## Dataset
(begin)

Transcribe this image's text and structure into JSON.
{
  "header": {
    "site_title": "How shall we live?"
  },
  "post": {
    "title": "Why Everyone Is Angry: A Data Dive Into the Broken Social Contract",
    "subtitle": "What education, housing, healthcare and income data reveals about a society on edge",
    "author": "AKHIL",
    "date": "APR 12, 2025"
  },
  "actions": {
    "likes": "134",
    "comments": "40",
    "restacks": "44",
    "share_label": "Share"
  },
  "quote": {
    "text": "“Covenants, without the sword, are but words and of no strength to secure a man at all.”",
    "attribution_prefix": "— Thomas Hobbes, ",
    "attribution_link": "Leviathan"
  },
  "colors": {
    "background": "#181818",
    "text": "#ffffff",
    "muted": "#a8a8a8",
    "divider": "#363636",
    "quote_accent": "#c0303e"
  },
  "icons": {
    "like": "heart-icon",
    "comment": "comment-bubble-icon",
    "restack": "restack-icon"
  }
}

(end)

## What the task requires
Take the lines above and retype all of them exactly.

## The result
Transcribe this image's text and structure into JSON.
{
  "header": {
    "site_title": "How shall we live?"
  },
  "post": {
    "title": "Why Everyone Is Angry: A Data Dive Into the Broken Social Contract",
    "subtitle": "What education, housing, healthcare and income data reveals about a society on edge",
    "author": "AKHIL",
    "date": "APR 12, 2025"
  },
  "actions": {
    "likes": "134",
    "comments": "40",
    "restacks": "44",
    "share_label": "Share"
  },
  "quote": {
    "text": "“Covenants, without the sword, are but words and of no strength to secure a man at all.”",
    "attribution_prefix": "— Thomas Hobbes, ",
    "attribution_link": "Leviathan"
  },
  "colors": {
    "background": "#181818",
    "text": "#ffffff",
    "muted": "#a8a8a8",
    "divider": "#363636",
    "quote_accent": "#c0303e"
  },
  "icons": {
    "like": "heart-icon",
    "comment": "comment-bubble-icon",
    "restack": "restack-icon"
  }
}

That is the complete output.